## Passage to read
• • • • •
Typically the month of August is when summer movies that can’t hack it earlier are dumped to studios can try to earn their money back. In recent years with movies like Guardians of the Galaxy and Suicide Squad and most recently Don’t Breathe proved that August has become a hot month for summer sleepers. Unfortunately, this is not the case with the new sci-fi “thriller” Morgan by Luke Scott (son of renowned director Ridley Scott) that unfortunately doesn’t quite land the way it intended.
The film takes place in a remote rural scientific outpost of a sinister corporation where Man once again tries to play God in regards to creating artificial life. Much like in films like the much more superior Ex Machina from last year, Man should just leave well enough alone. The opening of the film focuses on the titular character Morgan (Anya Taylor-Joy), who after she brutally injures one of the scientists by repeatedly stabbing her in the eye. After the incident, the corporation sends a “risk management consultant” (Kate Mara) to come to the location and evaluate Morgan to determine if the experiment should continue or if Morgan should be terminated.
• • • • •
Spatial annotation entries

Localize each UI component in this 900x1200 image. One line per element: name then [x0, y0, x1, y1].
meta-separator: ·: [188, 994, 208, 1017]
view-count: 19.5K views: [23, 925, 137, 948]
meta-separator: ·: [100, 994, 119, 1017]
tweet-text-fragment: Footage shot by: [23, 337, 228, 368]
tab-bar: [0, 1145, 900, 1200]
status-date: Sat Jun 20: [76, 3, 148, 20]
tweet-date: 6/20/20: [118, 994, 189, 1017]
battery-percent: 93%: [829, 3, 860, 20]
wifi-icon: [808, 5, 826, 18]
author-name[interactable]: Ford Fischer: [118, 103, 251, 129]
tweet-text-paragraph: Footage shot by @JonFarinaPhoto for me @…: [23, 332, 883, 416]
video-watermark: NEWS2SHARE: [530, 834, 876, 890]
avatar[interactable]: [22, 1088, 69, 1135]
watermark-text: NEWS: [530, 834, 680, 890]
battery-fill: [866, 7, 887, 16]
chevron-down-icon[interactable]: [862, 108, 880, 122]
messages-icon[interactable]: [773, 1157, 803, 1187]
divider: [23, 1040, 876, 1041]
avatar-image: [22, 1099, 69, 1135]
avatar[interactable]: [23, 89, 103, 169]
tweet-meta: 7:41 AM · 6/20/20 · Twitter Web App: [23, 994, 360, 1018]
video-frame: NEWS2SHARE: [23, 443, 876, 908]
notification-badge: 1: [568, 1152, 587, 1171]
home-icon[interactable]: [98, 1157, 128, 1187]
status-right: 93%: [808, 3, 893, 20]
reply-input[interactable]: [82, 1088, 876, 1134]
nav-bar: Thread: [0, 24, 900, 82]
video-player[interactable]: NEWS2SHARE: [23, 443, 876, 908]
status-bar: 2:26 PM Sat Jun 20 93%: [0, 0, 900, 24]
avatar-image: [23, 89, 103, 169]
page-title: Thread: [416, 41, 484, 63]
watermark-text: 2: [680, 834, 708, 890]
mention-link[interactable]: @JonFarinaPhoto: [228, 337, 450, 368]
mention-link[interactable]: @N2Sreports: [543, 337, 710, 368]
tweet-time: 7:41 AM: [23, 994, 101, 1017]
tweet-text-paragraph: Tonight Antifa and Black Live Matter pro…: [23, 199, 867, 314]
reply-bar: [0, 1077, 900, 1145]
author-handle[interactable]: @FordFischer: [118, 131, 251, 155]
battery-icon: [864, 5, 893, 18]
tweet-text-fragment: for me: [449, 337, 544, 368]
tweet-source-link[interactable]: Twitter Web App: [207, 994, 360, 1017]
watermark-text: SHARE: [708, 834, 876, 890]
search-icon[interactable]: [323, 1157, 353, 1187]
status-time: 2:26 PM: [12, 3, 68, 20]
• • • • •
## What is asked
Copy the stretch of the Morgan review from "Typically the month" through "way it intended.", renaming "August" to "September". Work only from the Morgan review.

## Result for this exercise
Typically the month of September is when summer movies that can’t hack it earlier are dumped to studios can try to earn their money back. In recent years with movies like Guardians of the Galaxy and Suicide Squad and most recently Don’t Breathe proved that September has become a hot month for summer sleepers. Unfortunately, this is not the case with the new sci-fi “thriller” Morgan by Luke Scott (son of renowned director Ridley Scott) that unfortunately doesn’t quite land the way it intended.